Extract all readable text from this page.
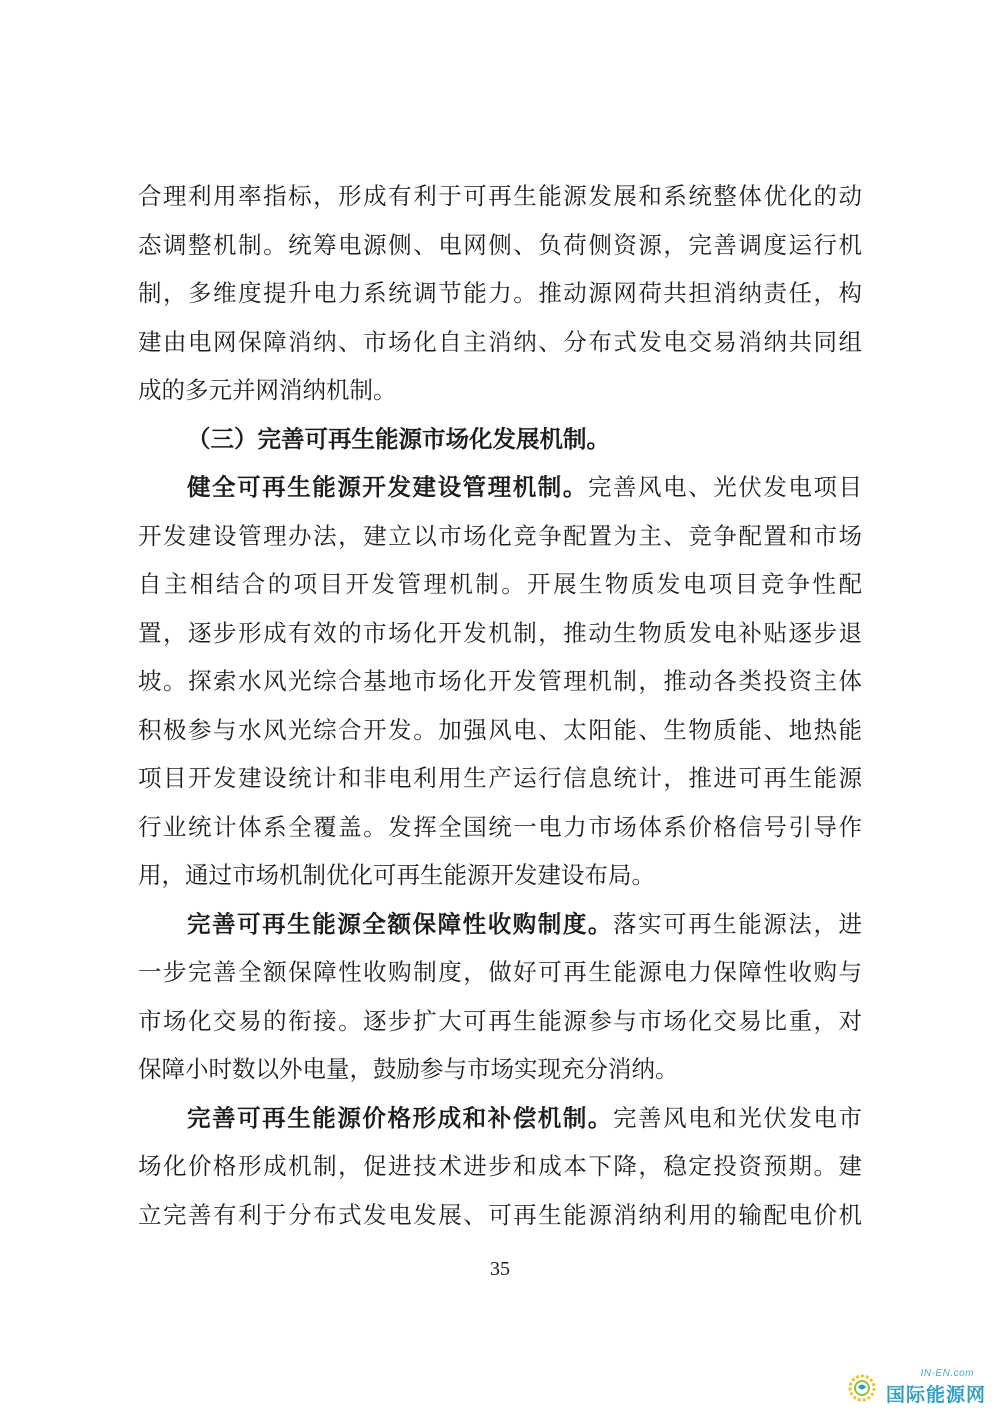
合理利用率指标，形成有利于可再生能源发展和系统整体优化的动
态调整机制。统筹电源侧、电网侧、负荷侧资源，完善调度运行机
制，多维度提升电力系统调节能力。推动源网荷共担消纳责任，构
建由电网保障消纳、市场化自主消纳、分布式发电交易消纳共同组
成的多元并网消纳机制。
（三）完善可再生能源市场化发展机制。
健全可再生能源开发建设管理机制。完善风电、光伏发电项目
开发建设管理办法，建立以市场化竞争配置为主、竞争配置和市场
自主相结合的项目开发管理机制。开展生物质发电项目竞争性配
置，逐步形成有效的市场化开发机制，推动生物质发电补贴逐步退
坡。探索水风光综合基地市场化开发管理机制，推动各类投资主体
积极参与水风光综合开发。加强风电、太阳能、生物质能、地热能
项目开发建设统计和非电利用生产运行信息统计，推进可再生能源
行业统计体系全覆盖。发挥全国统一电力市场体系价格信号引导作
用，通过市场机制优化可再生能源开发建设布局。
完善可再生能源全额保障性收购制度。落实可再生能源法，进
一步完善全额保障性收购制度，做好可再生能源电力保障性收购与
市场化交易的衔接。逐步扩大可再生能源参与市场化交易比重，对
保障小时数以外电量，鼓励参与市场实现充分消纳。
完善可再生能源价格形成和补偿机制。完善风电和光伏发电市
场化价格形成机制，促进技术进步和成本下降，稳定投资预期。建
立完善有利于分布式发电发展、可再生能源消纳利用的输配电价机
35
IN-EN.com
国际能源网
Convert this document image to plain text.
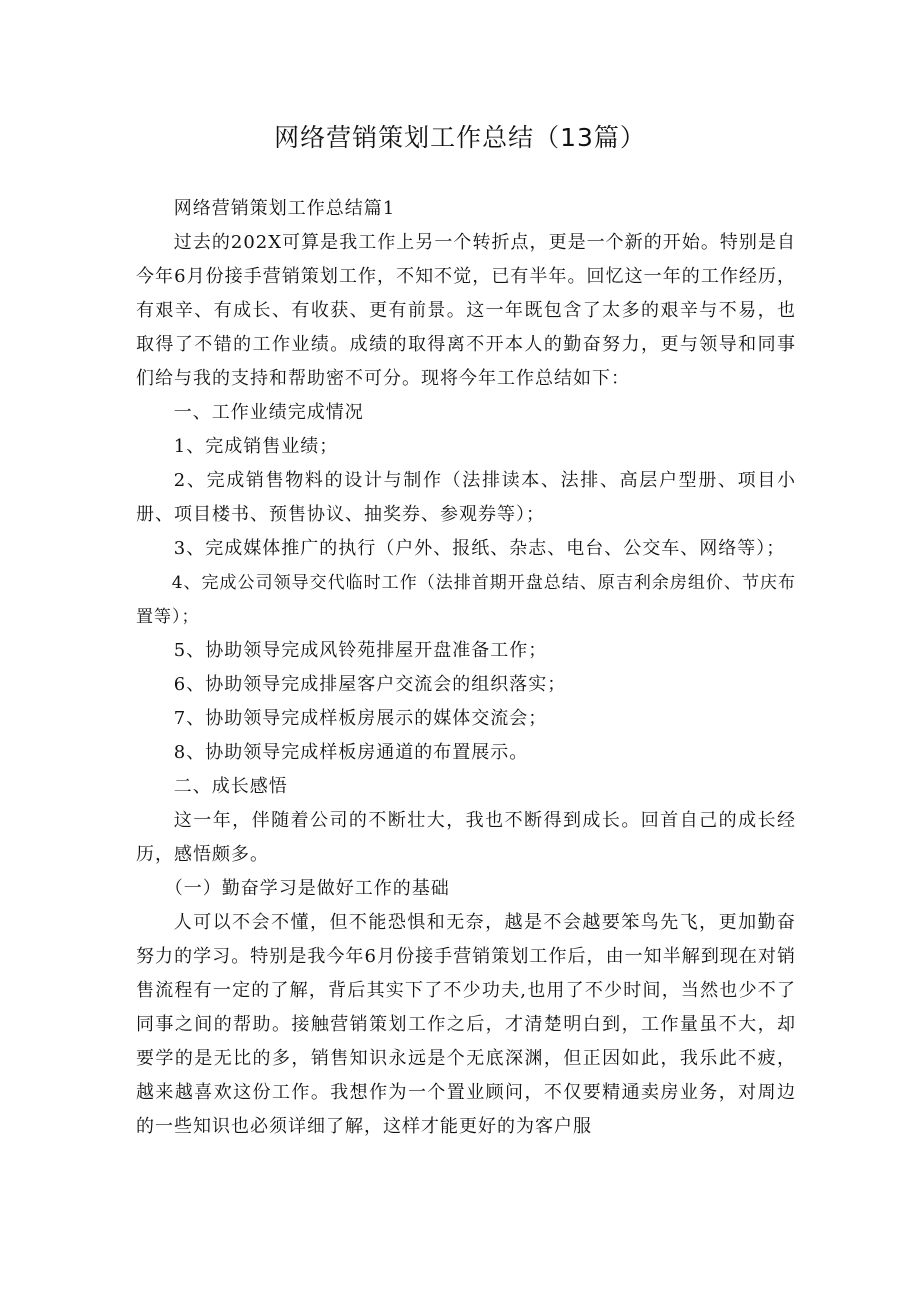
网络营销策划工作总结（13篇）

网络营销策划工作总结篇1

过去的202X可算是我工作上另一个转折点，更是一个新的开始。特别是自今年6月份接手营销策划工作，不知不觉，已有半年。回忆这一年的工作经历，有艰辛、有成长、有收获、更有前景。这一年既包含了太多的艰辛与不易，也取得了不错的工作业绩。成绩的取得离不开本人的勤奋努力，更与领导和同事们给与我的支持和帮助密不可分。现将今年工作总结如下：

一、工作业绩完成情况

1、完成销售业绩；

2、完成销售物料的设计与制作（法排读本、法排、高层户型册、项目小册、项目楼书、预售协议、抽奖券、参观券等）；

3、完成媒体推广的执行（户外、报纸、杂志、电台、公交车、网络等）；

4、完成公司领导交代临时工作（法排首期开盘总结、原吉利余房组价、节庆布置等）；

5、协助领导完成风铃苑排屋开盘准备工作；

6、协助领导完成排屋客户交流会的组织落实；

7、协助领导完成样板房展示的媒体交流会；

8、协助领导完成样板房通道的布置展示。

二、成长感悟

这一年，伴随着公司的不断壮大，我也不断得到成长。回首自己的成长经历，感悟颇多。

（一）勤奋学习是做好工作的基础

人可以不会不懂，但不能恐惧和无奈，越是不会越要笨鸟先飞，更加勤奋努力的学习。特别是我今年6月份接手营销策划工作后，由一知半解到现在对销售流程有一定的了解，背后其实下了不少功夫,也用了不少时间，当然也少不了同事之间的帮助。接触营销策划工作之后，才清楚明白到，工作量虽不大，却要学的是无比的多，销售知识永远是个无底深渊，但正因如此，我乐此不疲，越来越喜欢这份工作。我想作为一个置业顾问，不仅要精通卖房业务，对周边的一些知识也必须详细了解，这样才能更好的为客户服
● ● ● ●
Using the records above, retype everything exactly except the pictures.

(Response):
Extract all readable text from this page.
合理利用率指标，形成有利于可再生能源发展和系统整体优化的动
态调整机制。统筹电源侧、电网侧、负荷侧资源，完善调度运行机
制，多维度提升电力系统调节能力。推动源网荷共担消纳责任，构
建由电网保障消纳、市场化自主消纳、分布式发电交易消纳共同组
成的多元并网消纳机制。
（三）完善可再生能源市场化发展机制。
健全可再生能源开发建设管理机制。完善风电、光伏发电项目
开发建设管理办法，建立以市场化竞争配置为主、竞争配置和市场
自主相结合的项目开发管理机制。开展生物质发电项目竞争性配
置，逐步形成有效的市场化开发机制，推动生物质发电补贴逐步退
坡。探索水风光综合基地市场化开发管理机制，推动各类投资主体
积极参与水风光综合开发。加强风电、太阳能、生物质能、地热能
项目开发建设统计和非电利用生产运行信息统计，推进可再生能源
行业统计体系全覆盖。发挥全国统一电力市场体系价格信号引导作
用，通过市场机制优化可再生能源开发建设布局。
完善可再生能源全额保障性收购制度。落实可再生能源法，进
一步完善全额保障性收购制度，做好可再生能源电力保障性收购与
市场化交易的衔接。逐步扩大可再生能源参与市场化交易比重，对
保障小时数以外电量，鼓励参与市场实现充分消纳。
完善可再生能源价格形成和补偿机制。完善风电和光伏发电市
场化价格形成机制，促进技术进步和成本下降，稳定投资预期。建
立完善有利于分布式发电发展、可再生能源消纳利用的输配电价机
35
IN-EN.com
国际能源网
Convert this document image to plain text.
网络营销策划工作总结（13篇）

网络营销策划工作总结篇1

过去的202X可算是我工作上另一个转折点，更是一个新的开始。特别是自今年6月份接手营销策划工作，不知不觉，已有半年。回忆这一年的工作经历，有艰辛、有成长、有收获、更有前景。这一年既包含了太多的艰辛与不易，也取得了不错的工作业绩。成绩的取得离不开本人的勤奋努力，更与领导和同事们给与我的支持和帮助密不可分。现将今年工作总结如下：

一、工作业绩完成情况

1、完成销售业绩；

2、完成销售物料的设计与制作（法排读本、法排、高层户型册、项目小册、项目楼书、预售协议、抽奖券、参观券等）；

3、完成媒体推广的执行（户外、报纸、杂志、电台、公交车、网络等）；

4、完成公司领导交代临时工作（法排首期开盘总结、原吉利余房组价、节庆布置等）；

5、协助领导完成风铃苑排屋开盘准备工作；

6、协助领导完成排屋客户交流会的组织落实；

7、协助领导完成样板房展示的媒体交流会；

8、协助领导完成样板房通道的布置展示。

二、成长感悟

这一年，伴随着公司的不断壮大，我也不断得到成长。回首自己的成长经历，感悟颇多。

（一）勤奋学习是做好工作的基础

人可以不会不懂，但不能恐惧和无奈，越是不会越要笨鸟先飞，更加勤奋努力的学习。特别是我今年6月份接手营销策划工作后，由一知半解到现在对销售流程有一定的了解，背后其实下了不少功夫,也用了不少时间，当然也少不了同事之间的帮助。接触营销策划工作之后，才清楚明白到，工作量虽不大，却要学的是无比的多，销售知识永远是个无底深渊，但正因如此，我乐此不疲，越来越喜欢这份工作。我想作为一个置业顾问，不仅要精通卖房业务，对周边的一些知识也必须详细了解，这样才能更好的为客户服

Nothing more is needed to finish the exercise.